STATED PROBLEM → Transcribe each of the records below exactly, excluding all pictures.
%%
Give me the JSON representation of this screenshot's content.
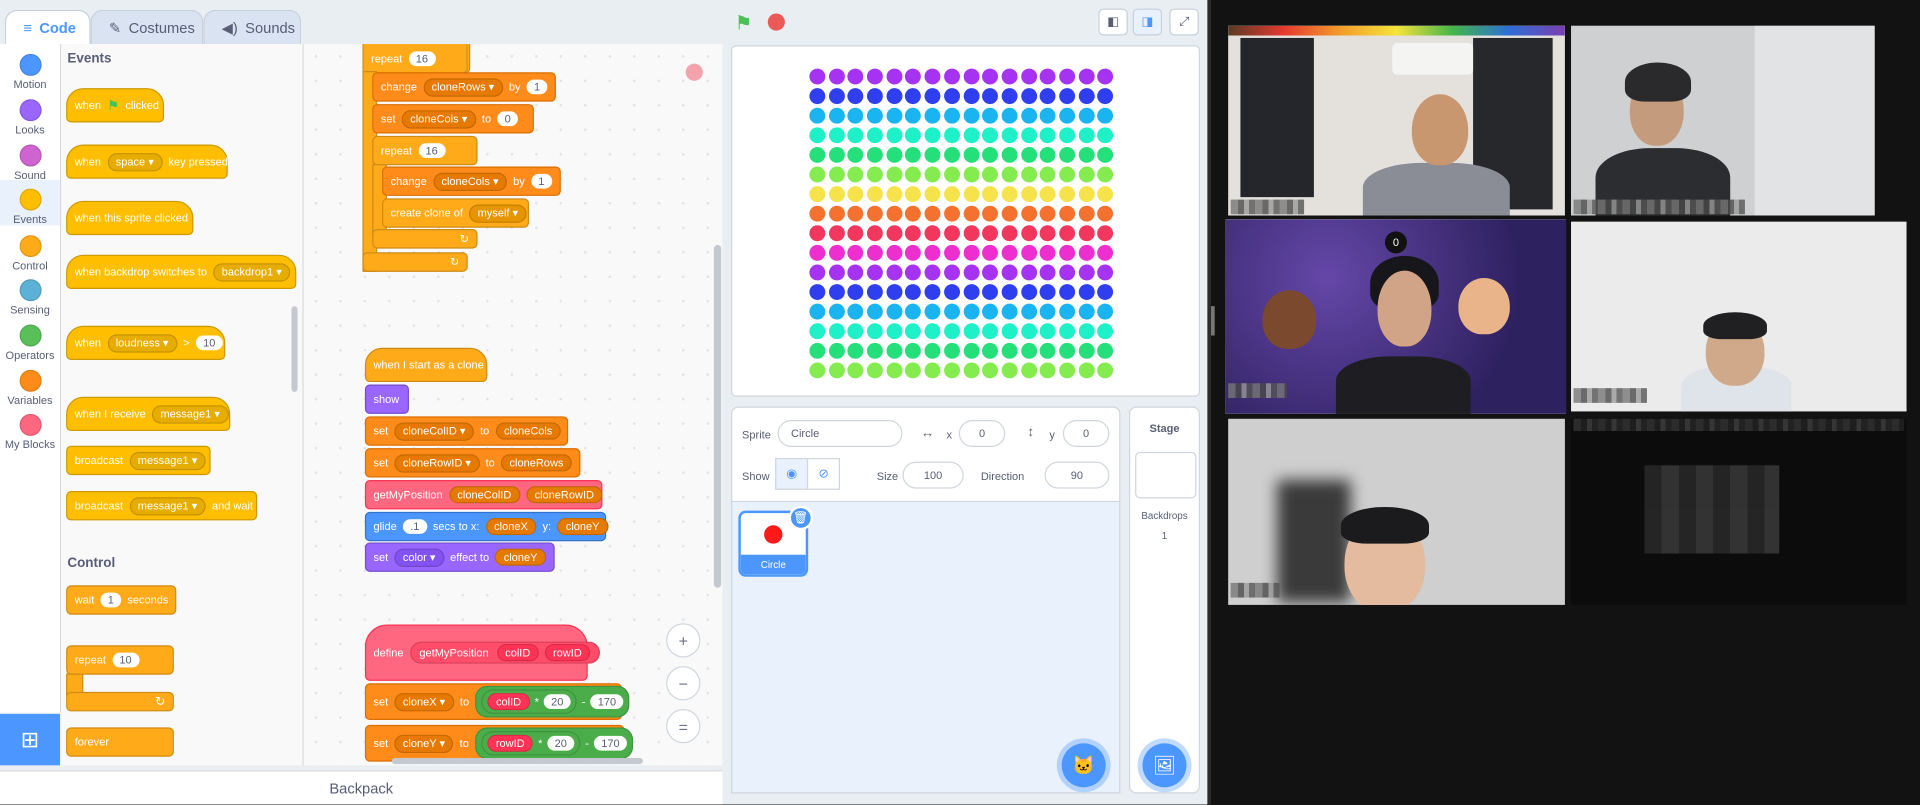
{
  "tabs": [
    {
      "label": "Code",
      "icon": "code-icon",
      "active": true
    },
    {
      "label": "Costumes",
      "icon": "brush-icon",
      "active": false
    },
    {
      "label": "Sounds",
      "icon": "speaker-icon",
      "active": false
    }
  ],
  "categories": [
    {
      "label": "Motion",
      "color": "#4c97ff"
    },
    {
      "label": "Looks",
      "color": "#9966ff"
    },
    {
      "label": "Sound",
      "color": "#cf63cf"
    },
    {
      "label": "Events",
      "color": "#ffbf00",
      "selected": true
    },
    {
      "label": "Control",
      "color": "#ffab19"
    },
    {
      "label": "Sensing",
      "color": "#5cb1d6"
    },
    {
      "label": "Operators",
      "color": "#59c059"
    },
    {
      "label": "Variables",
      "color": "#ff8c1a"
    },
    {
      "label": "My Blocks",
      "color": "#ff6680"
    }
  ],
  "palette": {
    "events_heading": "Events",
    "control_heading": "Control",
    "when_flag": {
      "pre": "when",
      "post": "clicked"
    },
    "when_key": {
      "pre": "when",
      "key": "space",
      "post": "key pressed"
    },
    "when_sprite_clicked": "when this sprite clicked",
    "when_backdrop": {
      "pre": "when backdrop switches to",
      "value": "backdrop1"
    },
    "when_loudness": {
      "pre": "when",
      "menu": "loudness",
      "op": ">",
      "value": "10"
    },
    "when_receive": {
      "pre": "when I receive",
      "value": "message1"
    },
    "broadcast": {
      "pre": "broadcast",
      "value": "message1"
    },
    "broadcast_wait": {
      "pre": "broadcast",
      "value": "message1",
      "post": "and wait"
    },
    "wait": {
      "pre": "wait",
      "value": "1",
      "post": "seconds"
    },
    "repeat": {
      "pre": "repeat",
      "value": "10"
    },
    "forever": "forever"
  },
  "script": {
    "repeat_outer": {
      "label": "repeat",
      "value": "16"
    },
    "change_rows": {
      "pre": "change",
      "var": "cloneRows",
      "by": "by",
      "value": "1"
    },
    "set_cols": {
      "pre": "set",
      "var": "cloneCols",
      "to": "to",
      "value": "0"
    },
    "repeat_inner": {
      "label": "repeat",
      "value": "16"
    },
    "change_cols": {
      "pre": "change",
      "var": "cloneCols",
      "by": "by",
      "value": "1"
    },
    "create_clone": {
      "pre": "create clone of",
      "value": "myself"
    },
    "clone_hat": "when I start as a clone",
    "show": "show",
    "set_col_id": {
      "pre": "set",
      "var": "cloneColID",
      "to": "to",
      "value": "cloneCols"
    },
    "set_row_id": {
      "pre": "set",
      "var": "cloneRowID",
      "to": "to",
      "value": "cloneRows"
    },
    "get_pos": {
      "name": "getMyPosition",
      "a": "cloneColID",
      "b": "cloneRowID"
    },
    "glide": {
      "pre": "glide",
      "secs": ".1",
      "mid": "secs to x:",
      "x": "cloneX",
      "ylbl": "y:",
      "y": "cloneY"
    },
    "set_effect": {
      "pre": "set",
      "menu": "color",
      "mid": "effect to",
      "value": "cloneY"
    },
    "define": {
      "pre": "define",
      "name": "getMyPosition",
      "a": "colID",
      "b": "rowID"
    },
    "set_x": {
      "pre": "set",
      "var": "cloneX",
      "to": "to",
      "arg": "colID",
      "mul": "*",
      "n1": "20",
      "minus": "-",
      "n2": "170"
    },
    "set_y": {
      "pre": "set",
      "var": "cloneY",
      "to": "to",
      "arg": "rowID",
      "mul": "*",
      "n1": "20",
      "minus": "-",
      "n2": "170"
    }
  },
  "zoom": {
    "in": "+",
    "out": "−",
    "reset": "="
  },
  "backpack": "Backpack",
  "stage_grid": {
    "columns": 16,
    "row_colors": [
      "#a632f2",
      "#2f3ff0",
      "#1ab5f0",
      "#1ef0c8",
      "#25e07a",
      "#84ec4e",
      "#f6e24a",
      "#f5712f",
      "#f2375f",
      "#ee2fd0",
      "#a632f2",
      "#2f3ff0",
      "#1ab5f0",
      "#1ef0c8",
      "#25e07a",
      "#84ec4e"
    ]
  },
  "sprite_info": {
    "sprite_label": "Sprite",
    "sprite_name": "Circle",
    "x_label": "x",
    "x": "0",
    "y_label": "y",
    "y": "0",
    "show_label": "Show",
    "size_label": "Size",
    "size": "100",
    "direction_label": "Direction",
    "direction": "90"
  },
  "sprites": [
    {
      "name": "Circle"
    }
  ],
  "stage_panel": {
    "title": "Stage",
    "backdrops_label": "Backdrops",
    "backdrops_count": "1"
  },
  "meeting": {
    "badge_text": "0"
  }
}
%%
REPLY →
Give me the JSON representation of this screenshot's content.
{
  "tabs": [
    {
      "label": "Code",
      "icon": "code-icon",
      "active": true
    },
    {
      "label": "Costumes",
      "icon": "brush-icon",
      "active": false
    },
    {
      "label": "Sounds",
      "icon": "speaker-icon",
      "active": false
    }
  ],
  "categories": [
    {
      "label": "Motion",
      "color": "#4c97ff"
    },
    {
      "label": "Looks",
      "color": "#9966ff"
    },
    {
      "label": "Sound",
      "color": "#cf63cf"
    },
    {
      "label": "Events",
      "color": "#ffbf00",
      "selected": true
    },
    {
      "label": "Control",
      "color": "#ffab19"
    },
    {
      "label": "Sensing",
      "color": "#5cb1d6"
    },
    {
      "label": "Operators",
      "color": "#59c059"
    },
    {
      "label": "Variables",
      "color": "#ff8c1a"
    },
    {
      "label": "My Blocks",
      "color": "#ff6680"
    }
  ],
  "palette": {
    "events_heading": "Events",
    "control_heading": "Control",
    "when_flag": {
      "pre": "when",
      "post": "clicked"
    },
    "when_key": {
      "pre": "when",
      "key": "space",
      "post": "key pressed"
    },
    "when_sprite_clicked": "when this sprite clicked",
    "when_backdrop": {
      "pre": "when backdrop switches to",
      "value": "backdrop1"
    },
    "when_loudness": {
      "pre": "when",
      "menu": "loudness",
      "op": ">",
      "value": "10"
    },
    "when_receive": {
      "pre": "when I receive",
      "value": "message1"
    },
    "broadcast": {
      "pre": "broadcast",
      "value": "message1"
    },
    "broadcast_wait": {
      "pre": "broadcast",
      "value": "message1",
      "post": "and wait"
    },
    "wait": {
      "pre": "wait",
      "value": "1",
      "post": "seconds"
    },
    "repeat": {
      "pre": "repeat",
      "value": "10"
    },
    "forever": "forever"
  },
  "script": {
    "repeat_outer": {
      "label": "repeat",
      "value": "16"
    },
    "change_rows": {
      "pre": "change",
      "var": "cloneRows",
      "by": "by",
      "value": "1"
    },
    "set_cols": {
      "pre": "set",
      "var": "cloneCols",
      "to": "to",
      "value": "0"
    },
    "repeat_inner": {
      "label": "repeat",
      "value": "16"
    },
    "change_cols": {
      "pre": "change",
      "var": "cloneCols",
      "by": "by",
      "value": "1"
    },
    "create_clone": {
      "pre": "create clone of",
      "value": "myself"
    },
    "clone_hat": "when I start as a clone",
    "show": "show",
    "set_col_id": {
      "pre": "set",
      "var": "cloneColID",
      "to": "to",
      "value": "cloneCols"
    },
    "set_row_id": {
      "pre": "set",
      "var": "cloneRowID",
      "to": "to",
      "value": "cloneRows"
    },
    "get_pos": {
      "name": "getMyPosition",
      "a": "cloneColID",
      "b": "cloneRowID"
    },
    "glide": {
      "pre": "glide",
      "secs": ".1",
      "mid": "secs to x:",
      "x": "cloneX",
      "ylbl": "y:",
      "y": "cloneY"
    },
    "set_effect": {
      "pre": "set",
      "menu": "color",
      "mid": "effect to",
      "value": "cloneY"
    },
    "define": {
      "pre": "define",
      "name": "getMyPosition",
      "a": "colID",
      "b": "rowID"
    },
    "set_x": {
      "pre": "set",
      "var": "cloneX",
      "to": "to",
      "arg": "colID",
      "mul": "*",
      "n1": "20",
      "minus": "-",
      "n2": "170"
    },
    "set_y": {
      "pre": "set",
      "var": "cloneY",
      "to": "to",
      "arg": "rowID",
      "mul": "*",
      "n1": "20",
      "minus": "-",
      "n2": "170"
    }
  },
  "zoom": {
    "in": "+",
    "out": "−",
    "reset": "="
  },
  "backpack": "Backpack",
  "stage_grid": {
    "columns": 16,
    "row_colors": [
      "#a632f2",
      "#2f3ff0",
      "#1ab5f0",
      "#1ef0c8",
      "#25e07a",
      "#84ec4e",
      "#f6e24a",
      "#f5712f",
      "#f2375f",
      "#ee2fd0",
      "#a632f2",
      "#2f3ff0",
      "#1ab5f0",
      "#1ef0c8",
      "#25e07a",
      "#84ec4e"
    ]
  },
  "sprite_info": {
    "sprite_label": "Sprite",
    "sprite_name": "Circle",
    "x_label": "x",
    "x": "0",
    "y_label": "y",
    "y": "0",
    "show_label": "Show",
    "size_label": "Size",
    "size": "100",
    "direction_label": "Direction",
    "direction": "90"
  },
  "sprites": [
    {
      "name": "Circle"
    }
  ],
  "stage_panel": {
    "title": "Stage",
    "backdrops_label": "Backdrops",
    "backdrops_count": "1"
  },
  "meeting": {
    "badge_text": "0"
  }
}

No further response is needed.